── SOURCE MATERIAL

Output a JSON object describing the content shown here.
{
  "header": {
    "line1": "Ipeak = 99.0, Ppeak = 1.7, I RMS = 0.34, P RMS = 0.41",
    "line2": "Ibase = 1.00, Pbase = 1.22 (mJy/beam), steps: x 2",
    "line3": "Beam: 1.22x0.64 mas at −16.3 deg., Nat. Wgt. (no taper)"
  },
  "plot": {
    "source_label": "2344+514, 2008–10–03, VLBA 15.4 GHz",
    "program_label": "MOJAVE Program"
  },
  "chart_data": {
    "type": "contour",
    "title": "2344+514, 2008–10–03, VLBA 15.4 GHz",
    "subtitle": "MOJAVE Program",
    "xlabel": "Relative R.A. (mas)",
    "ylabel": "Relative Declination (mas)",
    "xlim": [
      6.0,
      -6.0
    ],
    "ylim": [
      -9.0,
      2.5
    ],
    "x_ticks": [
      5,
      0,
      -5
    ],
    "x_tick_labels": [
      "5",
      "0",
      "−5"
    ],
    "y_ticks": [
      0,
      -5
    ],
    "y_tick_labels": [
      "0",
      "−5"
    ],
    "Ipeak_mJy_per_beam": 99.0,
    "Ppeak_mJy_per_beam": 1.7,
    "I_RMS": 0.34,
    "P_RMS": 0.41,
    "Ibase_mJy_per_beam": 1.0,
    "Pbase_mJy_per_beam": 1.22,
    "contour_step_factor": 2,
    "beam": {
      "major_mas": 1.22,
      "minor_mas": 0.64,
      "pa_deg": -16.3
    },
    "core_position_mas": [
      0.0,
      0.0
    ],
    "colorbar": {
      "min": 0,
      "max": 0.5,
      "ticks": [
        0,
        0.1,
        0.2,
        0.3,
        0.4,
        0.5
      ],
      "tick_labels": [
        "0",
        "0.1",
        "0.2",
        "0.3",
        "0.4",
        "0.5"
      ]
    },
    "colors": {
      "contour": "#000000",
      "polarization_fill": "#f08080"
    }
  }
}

────

### WHAT TO DO
Output every line above without altering anything.

### ANSWER TO THE TASK
Output a JSON object describing the content shown here.
{
  "header": {
    "line1": "Ipeak = 99.0, Ppeak = 1.7, I RMS = 0.34, P RMS = 0.41",
    "line2": "Ibase = 1.00, Pbase = 1.22 (mJy/beam), steps: x 2",
    "line3": "Beam: 1.22x0.64 mas at −16.3 deg., Nat. Wgt. (no taper)"
  },
  "plot": {
    "source_label": "2344+514, 2008–10–03, VLBA 15.4 GHz",
    "program_label": "MOJAVE Program"
  },
  "chart_data": {
    "type": "contour",
    "title": "2344+514, 2008–10–03, VLBA 15.4 GHz",
    "subtitle": "MOJAVE Program",
    "xlabel": "Relative R.A. (mas)",
    "ylabel": "Relative Declination (mas)",
    "xlim": [
      6.0,
      -6.0
    ],
    "ylim": [
      -9.0,
      2.5
    ],
    "x_ticks": [
      5,
      0,
      -5
    ],
    "x_tick_labels": [
      "5",
      "0",
      "−5"
    ],
    "y_ticks": [
      0,
      -5
    ],
    "y_tick_labels": [
      "0",
      "−5"
    ],
    "Ipeak_mJy_per_beam": 99.0,
    "Ppeak_mJy_per_beam": 1.7,
    "I_RMS": 0.34,
    "P_RMS": 0.41,
    "Ibase_mJy_per_beam": 1.0,
    "Pbase_mJy_per_beam": 1.22,
    "contour_step_factor": 2,
    "beam": {
      "major_mas": 1.22,
      "minor_mas": 0.64,
      "pa_deg": -16.3
    },
    "core_position_mas": [
      0.0,
      0.0
    ],
    "colorbar": {
      "min": 0,
      "max": 0.5,
      "ticks": [
        0,
        0.1,
        0.2,
        0.3,
        0.4,
        0.5
      ],
      "tick_labels": [
        "0",
        "0.1",
        "0.2",
        "0.3",
        "0.4",
        "0.5"
      ]
    },
    "colors": {
      "contour": "#000000",
      "polarization_fill": "#f08080"
    }
  }
}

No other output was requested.